__Exercise inputs__.
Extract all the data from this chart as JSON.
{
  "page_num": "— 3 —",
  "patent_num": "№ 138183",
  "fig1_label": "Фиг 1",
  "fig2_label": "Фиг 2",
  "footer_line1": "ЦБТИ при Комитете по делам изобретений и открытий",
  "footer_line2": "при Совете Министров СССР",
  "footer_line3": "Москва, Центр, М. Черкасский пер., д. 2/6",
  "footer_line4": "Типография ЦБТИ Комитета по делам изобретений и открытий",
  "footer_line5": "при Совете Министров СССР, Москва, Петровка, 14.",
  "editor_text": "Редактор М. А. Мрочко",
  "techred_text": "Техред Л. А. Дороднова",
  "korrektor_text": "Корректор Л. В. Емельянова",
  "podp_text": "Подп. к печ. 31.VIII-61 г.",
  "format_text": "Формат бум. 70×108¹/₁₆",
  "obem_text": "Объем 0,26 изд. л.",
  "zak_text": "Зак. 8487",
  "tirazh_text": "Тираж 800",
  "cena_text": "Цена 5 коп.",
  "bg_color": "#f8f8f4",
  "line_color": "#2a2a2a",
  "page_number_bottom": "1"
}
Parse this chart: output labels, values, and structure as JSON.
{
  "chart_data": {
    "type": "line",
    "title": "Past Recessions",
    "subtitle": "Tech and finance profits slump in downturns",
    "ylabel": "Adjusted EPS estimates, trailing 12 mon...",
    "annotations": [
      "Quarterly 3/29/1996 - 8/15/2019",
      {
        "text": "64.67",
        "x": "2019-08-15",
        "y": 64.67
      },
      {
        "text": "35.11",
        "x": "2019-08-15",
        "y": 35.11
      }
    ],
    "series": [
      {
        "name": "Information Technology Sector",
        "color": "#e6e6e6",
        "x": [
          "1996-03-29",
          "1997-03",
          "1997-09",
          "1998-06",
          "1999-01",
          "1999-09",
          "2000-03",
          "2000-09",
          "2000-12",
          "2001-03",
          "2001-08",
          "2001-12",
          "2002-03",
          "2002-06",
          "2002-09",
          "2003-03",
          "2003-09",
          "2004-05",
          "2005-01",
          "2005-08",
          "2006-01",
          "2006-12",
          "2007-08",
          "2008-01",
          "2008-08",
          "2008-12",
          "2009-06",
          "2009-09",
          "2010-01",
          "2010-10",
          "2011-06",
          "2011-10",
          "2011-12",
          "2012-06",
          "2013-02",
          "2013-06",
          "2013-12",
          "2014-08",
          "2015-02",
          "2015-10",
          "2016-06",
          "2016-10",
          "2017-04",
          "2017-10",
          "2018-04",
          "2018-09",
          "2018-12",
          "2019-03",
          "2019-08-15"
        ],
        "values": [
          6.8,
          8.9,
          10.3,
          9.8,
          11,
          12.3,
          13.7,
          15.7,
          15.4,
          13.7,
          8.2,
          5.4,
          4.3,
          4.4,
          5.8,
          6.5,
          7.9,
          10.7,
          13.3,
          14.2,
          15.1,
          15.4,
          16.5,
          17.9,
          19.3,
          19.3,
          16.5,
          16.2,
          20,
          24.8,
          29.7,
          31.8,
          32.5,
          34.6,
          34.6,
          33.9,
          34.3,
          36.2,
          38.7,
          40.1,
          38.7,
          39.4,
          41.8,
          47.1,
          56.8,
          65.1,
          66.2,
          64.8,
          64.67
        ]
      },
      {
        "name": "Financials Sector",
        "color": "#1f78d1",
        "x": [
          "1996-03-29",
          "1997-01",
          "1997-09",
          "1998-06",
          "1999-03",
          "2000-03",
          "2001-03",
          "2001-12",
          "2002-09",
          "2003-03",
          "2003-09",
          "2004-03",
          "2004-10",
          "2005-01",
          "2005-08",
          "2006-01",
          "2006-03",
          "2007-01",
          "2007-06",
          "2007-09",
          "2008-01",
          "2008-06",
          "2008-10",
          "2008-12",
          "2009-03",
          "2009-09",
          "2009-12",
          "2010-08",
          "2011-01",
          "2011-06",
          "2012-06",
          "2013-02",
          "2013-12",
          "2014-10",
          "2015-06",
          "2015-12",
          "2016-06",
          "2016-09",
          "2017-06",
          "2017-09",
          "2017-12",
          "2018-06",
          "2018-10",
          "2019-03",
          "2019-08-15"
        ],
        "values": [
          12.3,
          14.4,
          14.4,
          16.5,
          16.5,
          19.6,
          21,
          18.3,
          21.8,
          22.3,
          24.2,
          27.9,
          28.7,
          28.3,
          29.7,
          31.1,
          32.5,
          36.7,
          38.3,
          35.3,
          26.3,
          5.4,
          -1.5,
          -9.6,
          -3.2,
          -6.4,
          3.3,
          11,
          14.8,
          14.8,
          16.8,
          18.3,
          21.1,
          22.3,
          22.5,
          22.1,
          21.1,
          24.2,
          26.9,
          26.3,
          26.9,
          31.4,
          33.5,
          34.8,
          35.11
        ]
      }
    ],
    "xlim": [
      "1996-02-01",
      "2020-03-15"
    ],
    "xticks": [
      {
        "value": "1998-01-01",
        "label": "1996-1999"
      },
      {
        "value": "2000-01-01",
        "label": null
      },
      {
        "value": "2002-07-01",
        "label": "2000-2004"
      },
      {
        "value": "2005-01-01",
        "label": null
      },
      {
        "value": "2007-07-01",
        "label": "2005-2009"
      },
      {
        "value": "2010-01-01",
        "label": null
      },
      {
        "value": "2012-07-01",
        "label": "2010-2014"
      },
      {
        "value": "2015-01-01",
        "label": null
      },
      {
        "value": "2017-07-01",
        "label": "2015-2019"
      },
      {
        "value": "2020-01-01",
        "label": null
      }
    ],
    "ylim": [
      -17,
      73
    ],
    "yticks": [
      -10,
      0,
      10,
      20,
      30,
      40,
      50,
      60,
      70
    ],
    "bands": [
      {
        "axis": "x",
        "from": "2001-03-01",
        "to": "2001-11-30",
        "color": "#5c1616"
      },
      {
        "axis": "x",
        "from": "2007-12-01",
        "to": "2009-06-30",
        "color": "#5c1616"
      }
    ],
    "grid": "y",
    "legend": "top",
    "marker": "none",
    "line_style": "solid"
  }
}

__Task to complete__. Locate all lines holding the word "Москва", then copy them out.

__Expected answer__.
  "footer_line3": "Москва, Центр, М. Черкасский пер., д. 2/6",
  "footer_line5": "при Совете Министров СССР, Москва, Петровка, 14.",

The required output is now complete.